[Extracted records]
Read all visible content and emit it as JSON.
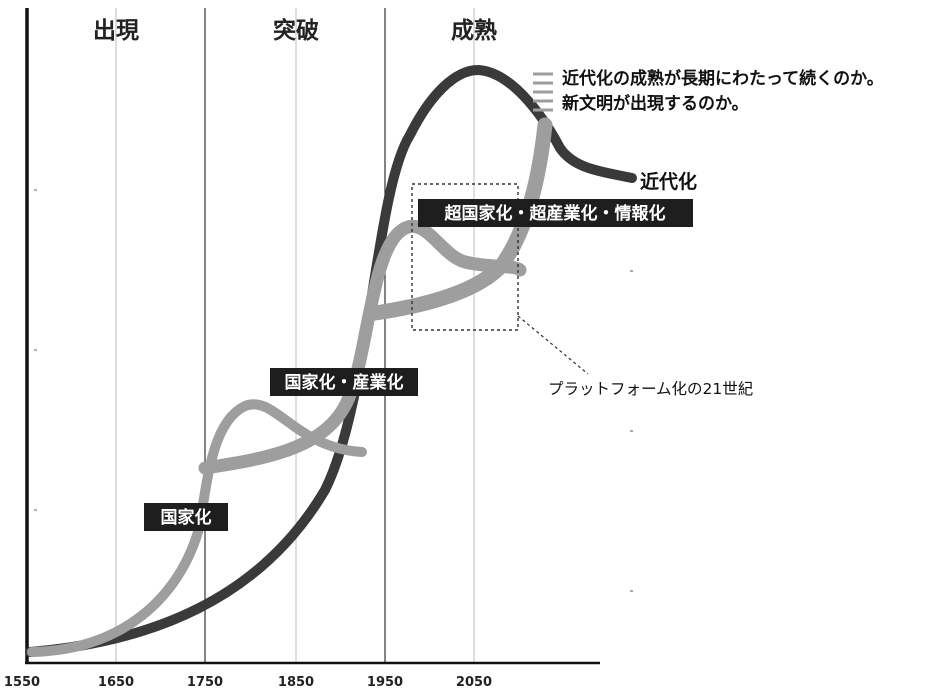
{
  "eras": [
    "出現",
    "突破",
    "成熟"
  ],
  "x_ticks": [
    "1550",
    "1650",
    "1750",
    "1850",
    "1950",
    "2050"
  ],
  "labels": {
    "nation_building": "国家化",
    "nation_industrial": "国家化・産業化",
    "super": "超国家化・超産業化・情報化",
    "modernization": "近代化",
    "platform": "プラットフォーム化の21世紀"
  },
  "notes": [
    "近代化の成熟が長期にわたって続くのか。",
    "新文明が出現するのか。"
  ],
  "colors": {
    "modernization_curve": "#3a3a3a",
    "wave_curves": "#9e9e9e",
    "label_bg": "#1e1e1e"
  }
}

==

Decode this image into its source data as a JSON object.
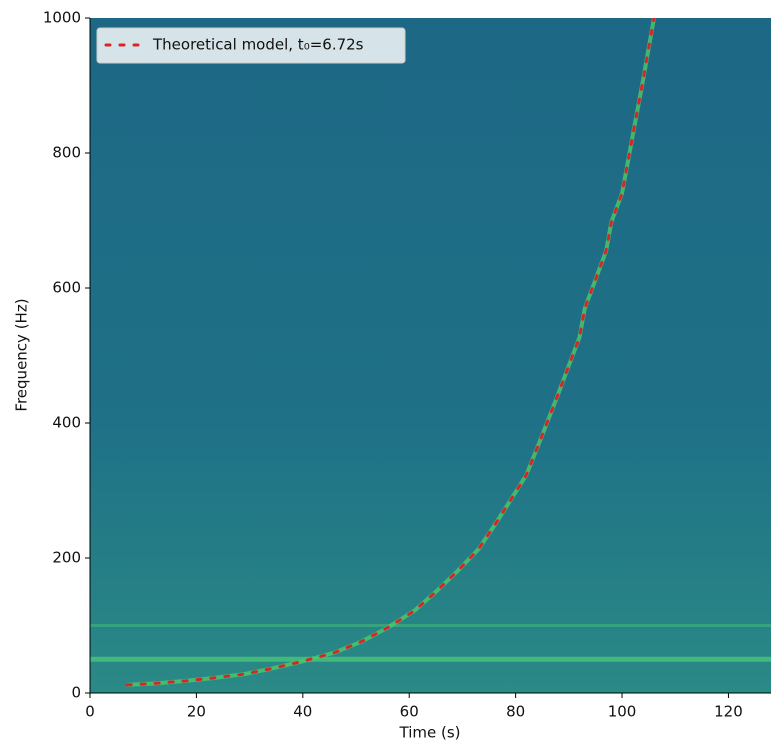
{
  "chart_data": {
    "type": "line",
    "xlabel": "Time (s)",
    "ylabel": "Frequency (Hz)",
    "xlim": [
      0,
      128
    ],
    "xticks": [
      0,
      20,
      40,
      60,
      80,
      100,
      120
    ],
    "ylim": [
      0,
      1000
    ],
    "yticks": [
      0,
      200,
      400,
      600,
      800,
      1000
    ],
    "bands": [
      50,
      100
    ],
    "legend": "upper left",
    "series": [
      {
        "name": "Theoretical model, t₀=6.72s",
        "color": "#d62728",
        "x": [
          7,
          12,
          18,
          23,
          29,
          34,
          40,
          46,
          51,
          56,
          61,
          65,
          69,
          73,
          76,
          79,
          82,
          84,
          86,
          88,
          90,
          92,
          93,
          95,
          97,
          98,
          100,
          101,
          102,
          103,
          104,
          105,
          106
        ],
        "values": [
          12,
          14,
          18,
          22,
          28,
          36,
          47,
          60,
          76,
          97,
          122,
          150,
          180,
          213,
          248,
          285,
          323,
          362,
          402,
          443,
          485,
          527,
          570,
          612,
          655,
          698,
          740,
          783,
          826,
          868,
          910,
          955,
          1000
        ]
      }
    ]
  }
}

> _INSTRUCTION_
Go through the lines above. Select every one that has the string "JSON".

> _COMPLETED EXERCISE_
Read all visible content and emit it as JSON.
Decode this image into its source data as a JSON object.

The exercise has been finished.